### Data supplied
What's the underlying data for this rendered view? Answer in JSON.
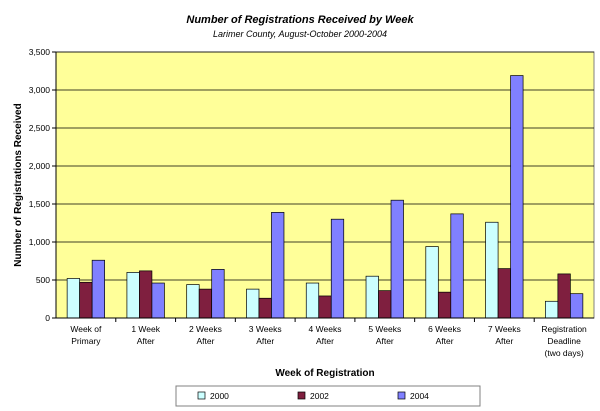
{
  "chart_data": {
    "type": "bar",
    "title": "Number of Registrations Received by Week",
    "subtitle": "Larimer County, August-October 2000-2004",
    "xlabel": "Week of Registration",
    "ylabel": "Number of Registrations Received",
    "ylim": [
      0,
      3500
    ],
    "yticks": [
      0,
      500,
      1000,
      1500,
      2000,
      2500,
      3000,
      3500
    ],
    "ytick_labels": [
      "0",
      "500",
      "1,000",
      "1,500",
      "2,000",
      "2,500",
      "3,000",
      "3,500"
    ],
    "grid": true,
    "legend_position": "bottom",
    "categories": [
      [
        "Week of",
        "Primary"
      ],
      [
        "1 Week",
        "After"
      ],
      [
        "2 Weeks",
        "After"
      ],
      [
        "3 Weeks",
        "After"
      ],
      [
        "4 Weeks",
        "After"
      ],
      [
        "5 Weeks",
        "After"
      ],
      [
        "6 Weeks",
        "After"
      ],
      [
        "7 Weeks",
        "After"
      ],
      [
        "Registration",
        "Deadline",
        "(two days)"
      ]
    ],
    "series": [
      {
        "name": "2000",
        "color": "#ccffff",
        "values": [
          520,
          600,
          440,
          380,
          460,
          550,
          940,
          1260,
          220
        ]
      },
      {
        "name": "2002",
        "color": "#7f1f3f",
        "values": [
          470,
          620,
          380,
          260,
          290,
          360,
          340,
          650,
          580
        ]
      },
      {
        "name": "2004",
        "color": "#8080ff",
        "values": [
          760,
          460,
          640,
          1390,
          1300,
          1550,
          1370,
          3190,
          320
        ]
      }
    ],
    "plot_background": "#ffff99"
  }
}
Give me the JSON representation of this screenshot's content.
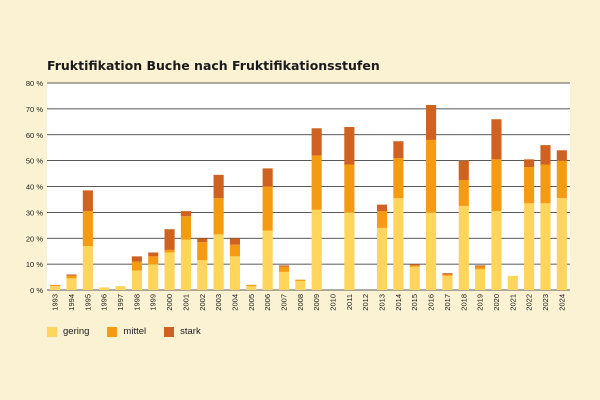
{
  "colors": {
    "background": "#fbf2d3",
    "plot_background": "#ffffff",
    "gridline": "#222222",
    "gering": "#ffd55c",
    "mittel": "#f59b12",
    "stark": "#cf6220"
  },
  "chart_data": {
    "type": "bar",
    "stacked": true,
    "title": "Fruktifikation Buche nach Fruktifikationsstufen",
    "xlabel": "",
    "ylabel": "",
    "ylim": [
      0,
      80
    ],
    "y_ticks": [
      0,
      10,
      20,
      30,
      40,
      50,
      60,
      70,
      80
    ],
    "y_tick_labels": [
      "0 %",
      "10 %",
      "20 %",
      "30 %",
      "40 %",
      "50 %",
      "60 %",
      "70 %",
      "80 %"
    ],
    "grid": true,
    "legend_position": "bottom-left",
    "categories": [
      "1993",
      "1994",
      "1995",
      "1996",
      "1997",
      "1998",
      "1999",
      "2000",
      "2001",
      "2002",
      "2003",
      "2004",
      "2005",
      "2006",
      "2007",
      "2008",
      "2009",
      "2010",
      "2011",
      "2012",
      "2013",
      "2014",
      "2015",
      "2016",
      "2017",
      "2018",
      "2019",
      "2020",
      "2021",
      "2022",
      "2023",
      "2024"
    ],
    "series": [
      {
        "name": "gering",
        "color": "#ffd55c",
        "values": [
          1.5,
          4.5,
          17,
          1,
          1.5,
          7.5,
          10,
          14.5,
          19.5,
          11.5,
          21.5,
          13,
          1.5,
          23,
          7,
          3.5,
          31,
          0,
          30,
          0,
          24,
          35.5,
          9,
          30,
          5.5,
          32.5,
          8,
          30.5,
          5.5,
          33.5,
          33.5,
          35.5
        ]
      },
      {
        "name": "mittel",
        "color": "#f59b12",
        "values": [
          0.5,
          1,
          13.5,
          0,
          0,
          3.5,
          3,
          1,
          9,
          7,
          14,
          4.5,
          0.5,
          17,
          2,
          0.5,
          21,
          0,
          18.5,
          0,
          6.5,
          15.5,
          0.5,
          28,
          0.5,
          10,
          1,
          20,
          0,
          14,
          15,
          14.5
        ]
      },
      {
        "name": "stark",
        "color": "#cf6220",
        "values": [
          0,
          0.5,
          8,
          0,
          0,
          2,
          1.5,
          8,
          2,
          1.5,
          9,
          2.5,
          0,
          7,
          0.5,
          0,
          10.5,
          0,
          14.5,
          0,
          2.5,
          6.5,
          0.5,
          13.5,
          0.5,
          7.5,
          0.5,
          15.5,
          0,
          3,
          7.5,
          4
        ]
      }
    ]
  }
}
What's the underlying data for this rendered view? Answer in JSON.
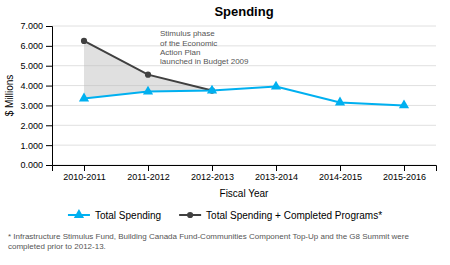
{
  "chart_data": {
    "type": "line",
    "title": "Spending",
    "xlabel": "Fiscal Year",
    "ylabel": "$ Millions",
    "categories": [
      "2010-2011",
      "2011-2012",
      "2012-2013",
      "2013-2014",
      "2014-2015",
      "2015-2016"
    ],
    "series": [
      {
        "name": "Total Spending",
        "color": "#00b0f0",
        "marker": "triangle",
        "values": [
          3.35,
          3.7,
          3.75,
          3.95,
          3.15,
          3.0
        ]
      },
      {
        "name": "Total Spending + Completed Programs*",
        "color": "#404040",
        "marker": "circle",
        "values": [
          6.25,
          4.55,
          3.75,
          null,
          null,
          null
        ]
      }
    ],
    "ylim": [
      0,
      7.0
    ],
    "yticks": [
      {
        "value": 0,
        "label": "0.000"
      },
      {
        "value": 1,
        "label": "1.000"
      },
      {
        "value": 2,
        "label": "2.000"
      },
      {
        "value": 3,
        "label": "3.000"
      },
      {
        "value": 4,
        "label": "4.000"
      },
      {
        "value": 5,
        "label": "5.000"
      },
      {
        "value": 6,
        "label": "6.000"
      },
      {
        "value": 7,
        "label": "7.000"
      }
    ],
    "grid": true,
    "legend": "bottom",
    "annotations": [
      "Stimulus phase\nof the Economic\nAction Plan\nlaunched in Budget 2009",
      "* Infrastructure Stimulus Fund, Building Canada Fund-Communities Component Top-Up and the G8 Summit were completed prior to 2012-13."
    ]
  }
}
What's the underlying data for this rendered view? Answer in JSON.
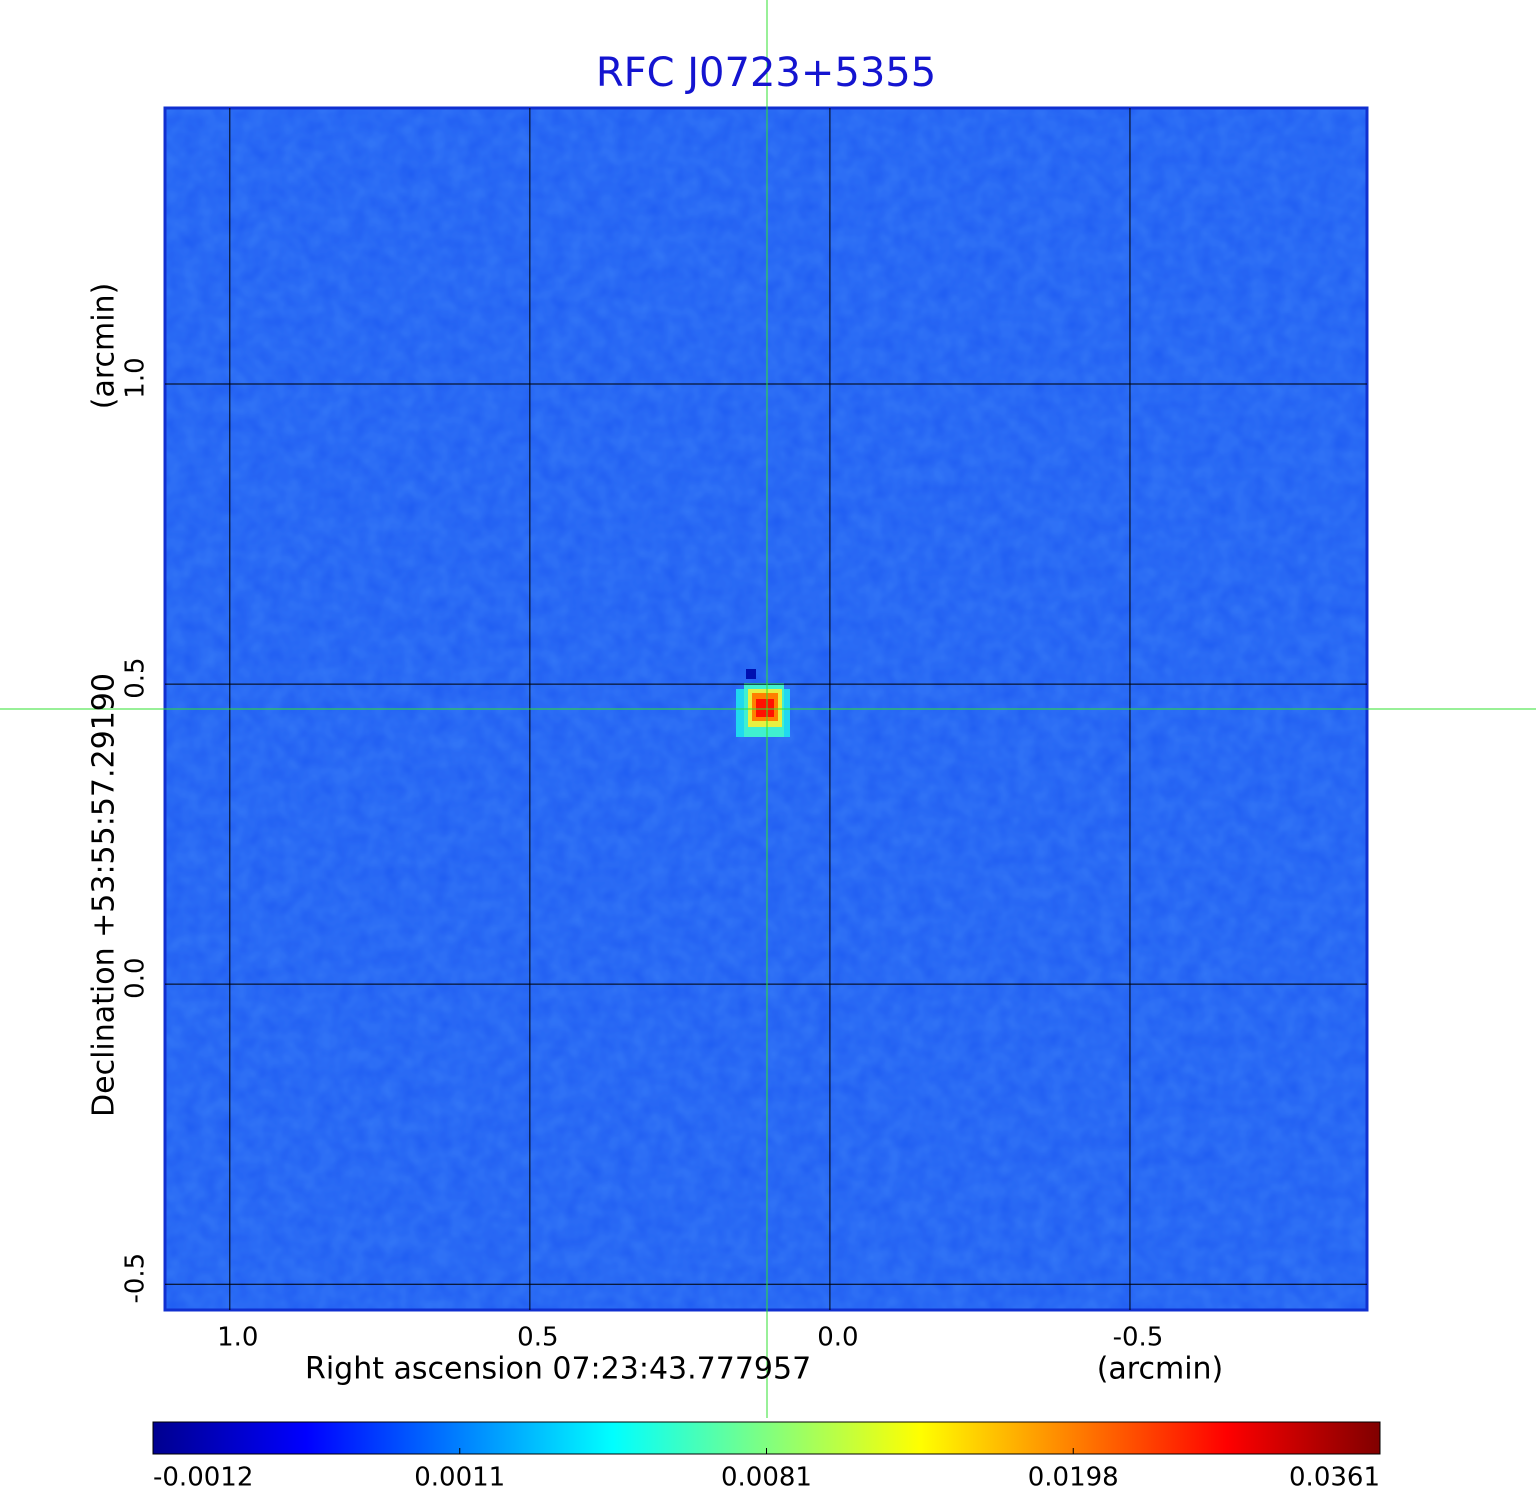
{
  "chart_data": {
    "type": "image",
    "title": "RFC J0723+5355",
    "x_label": "Right ascension  07:23:43.777957",
    "x_unit": "(arcmin)",
    "y_label": "Declination  +53:55:57.29190",
    "y_unit": "(arcmin)",
    "xlim": [
      1.108,
      -0.895
    ],
    "xticks": [
      {
        "value": 1,
        "label": "1.0"
      },
      0.5,
      {
        "value": 0,
        "label": "0.0"
      },
      -0.5
    ],
    "ylim": [
      -0.543,
      1.46
    ],
    "yticks": [
      {
        "value": 1,
        "label": "1.0"
      },
      0.5,
      {
        "value": 0,
        "label": "0.0"
      },
      -0.5
    ],
    "grid": true,
    "colorbar_lim": [
      -0.0012,
      0.0361
    ],
    "colorbar_ticks": [
      -0.0012,
      0.0011,
      0.0081,
      0.0198,
      0.0361
    ],
    "colormap": [
      "#00008f",
      "#0000ff",
      "#0080ff",
      "#00ffff",
      "#80ff80",
      "#ffff00",
      "#ff8000",
      "#ff0000",
      "#800000"
    ]
  }
}
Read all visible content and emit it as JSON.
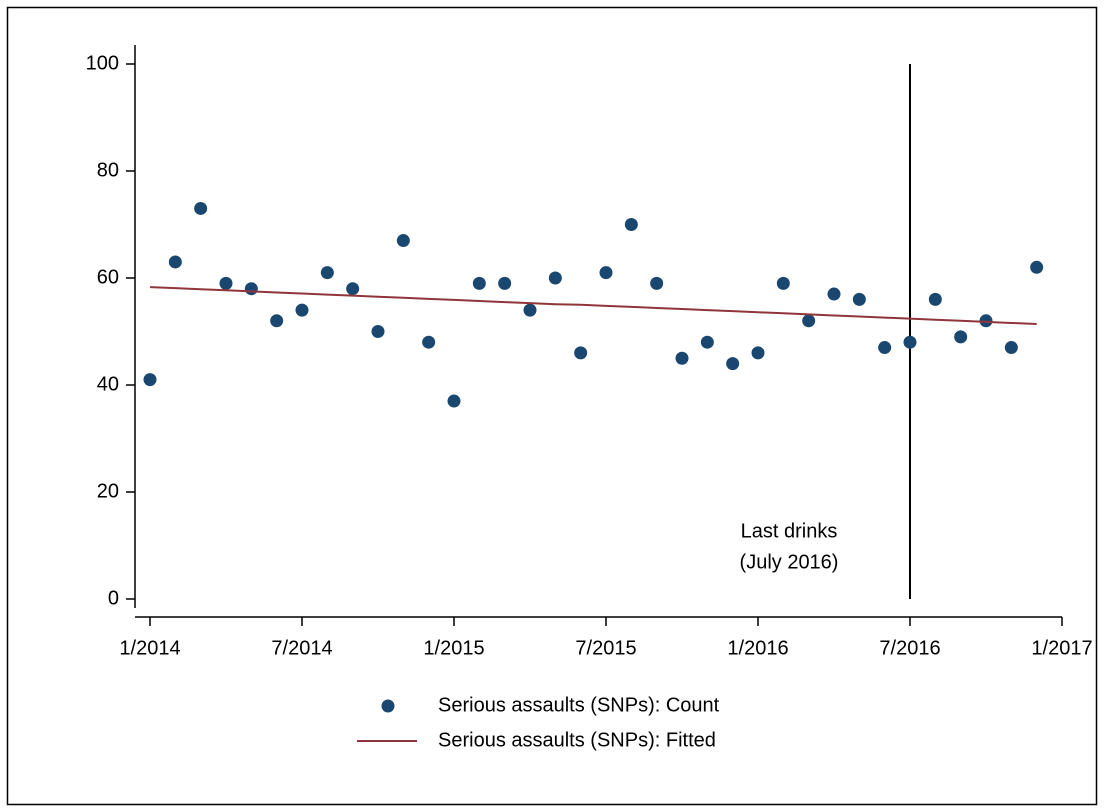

### The request
Which lines include the word "Weeks"? List them all.

### Result for this task
        "2 Weeks",
        "3 Weeks",
        "4 Weeks",
        "5 Weeks",
        "6 Weeks",
        "7 Weeks",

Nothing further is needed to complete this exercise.